§ **The request**
Examine the records and identify each line that includes the string "Cupertino". Copy those lines.

§ **Raw records**

+++

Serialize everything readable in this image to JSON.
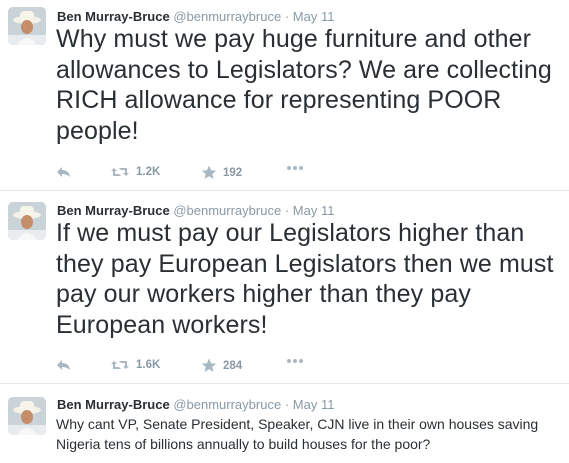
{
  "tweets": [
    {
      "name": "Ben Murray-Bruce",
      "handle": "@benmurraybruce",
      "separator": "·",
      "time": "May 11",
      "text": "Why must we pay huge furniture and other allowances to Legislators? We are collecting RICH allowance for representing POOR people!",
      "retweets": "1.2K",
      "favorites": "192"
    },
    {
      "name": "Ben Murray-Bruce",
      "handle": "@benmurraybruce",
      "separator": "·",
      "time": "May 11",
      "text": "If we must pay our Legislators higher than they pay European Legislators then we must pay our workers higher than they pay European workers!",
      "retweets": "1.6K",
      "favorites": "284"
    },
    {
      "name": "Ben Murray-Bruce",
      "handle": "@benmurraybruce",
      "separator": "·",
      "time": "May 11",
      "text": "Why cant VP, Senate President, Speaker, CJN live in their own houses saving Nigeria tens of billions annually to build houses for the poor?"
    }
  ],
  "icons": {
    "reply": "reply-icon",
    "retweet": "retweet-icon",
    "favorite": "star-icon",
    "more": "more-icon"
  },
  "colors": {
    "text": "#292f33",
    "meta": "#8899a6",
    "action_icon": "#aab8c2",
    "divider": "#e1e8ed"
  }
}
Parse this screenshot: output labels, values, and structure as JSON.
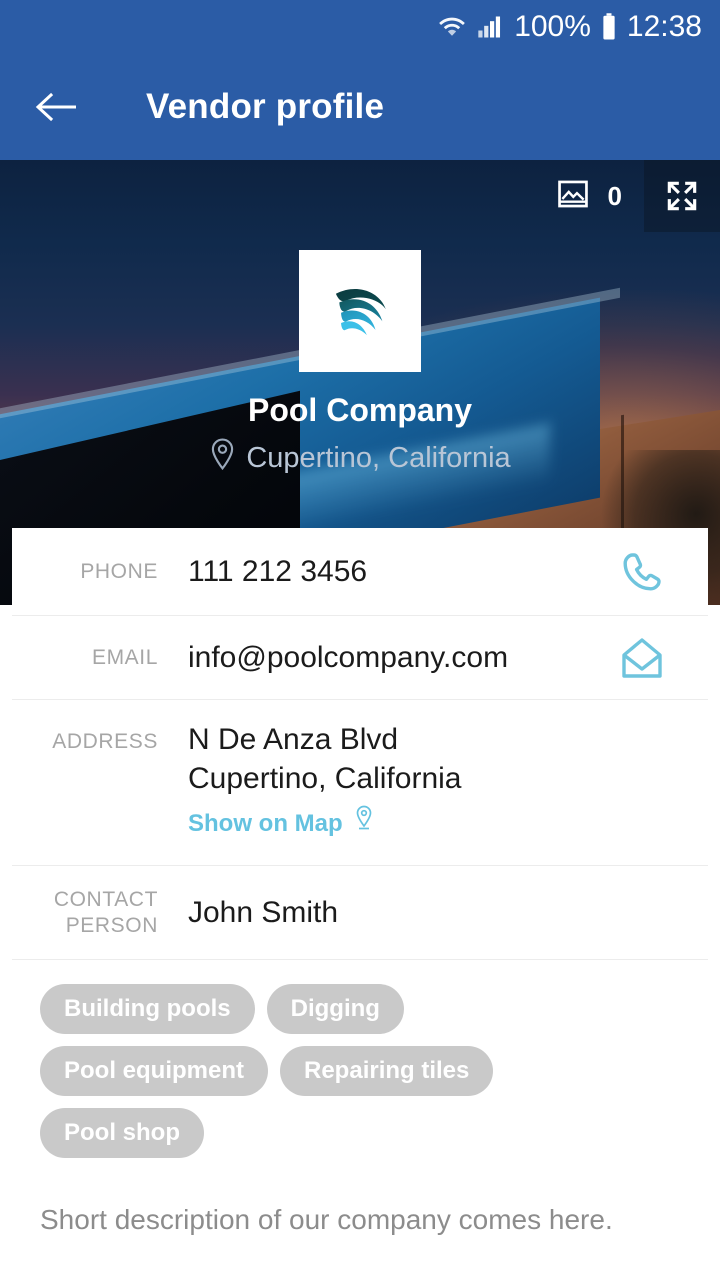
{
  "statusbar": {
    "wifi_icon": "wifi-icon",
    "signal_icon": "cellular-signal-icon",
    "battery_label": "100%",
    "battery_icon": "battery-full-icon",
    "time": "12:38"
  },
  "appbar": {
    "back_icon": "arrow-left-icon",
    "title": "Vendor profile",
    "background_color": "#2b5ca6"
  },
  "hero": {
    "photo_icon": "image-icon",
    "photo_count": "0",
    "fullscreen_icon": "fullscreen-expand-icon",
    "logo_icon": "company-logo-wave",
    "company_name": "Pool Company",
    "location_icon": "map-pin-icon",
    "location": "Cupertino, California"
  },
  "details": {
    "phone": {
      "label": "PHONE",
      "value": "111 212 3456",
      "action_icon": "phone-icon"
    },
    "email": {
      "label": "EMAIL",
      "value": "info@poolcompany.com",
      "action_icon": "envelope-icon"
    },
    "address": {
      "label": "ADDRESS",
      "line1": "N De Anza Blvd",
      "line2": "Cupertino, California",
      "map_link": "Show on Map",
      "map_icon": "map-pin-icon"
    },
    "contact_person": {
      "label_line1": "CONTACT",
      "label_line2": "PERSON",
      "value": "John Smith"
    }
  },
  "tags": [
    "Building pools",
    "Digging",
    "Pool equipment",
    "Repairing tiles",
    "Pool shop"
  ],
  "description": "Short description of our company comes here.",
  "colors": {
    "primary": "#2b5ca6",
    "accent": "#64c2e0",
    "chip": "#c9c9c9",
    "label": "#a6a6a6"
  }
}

+++

§ **Written response**
    "location": "Cupertino, California"
      "line2": "Cupertino, California",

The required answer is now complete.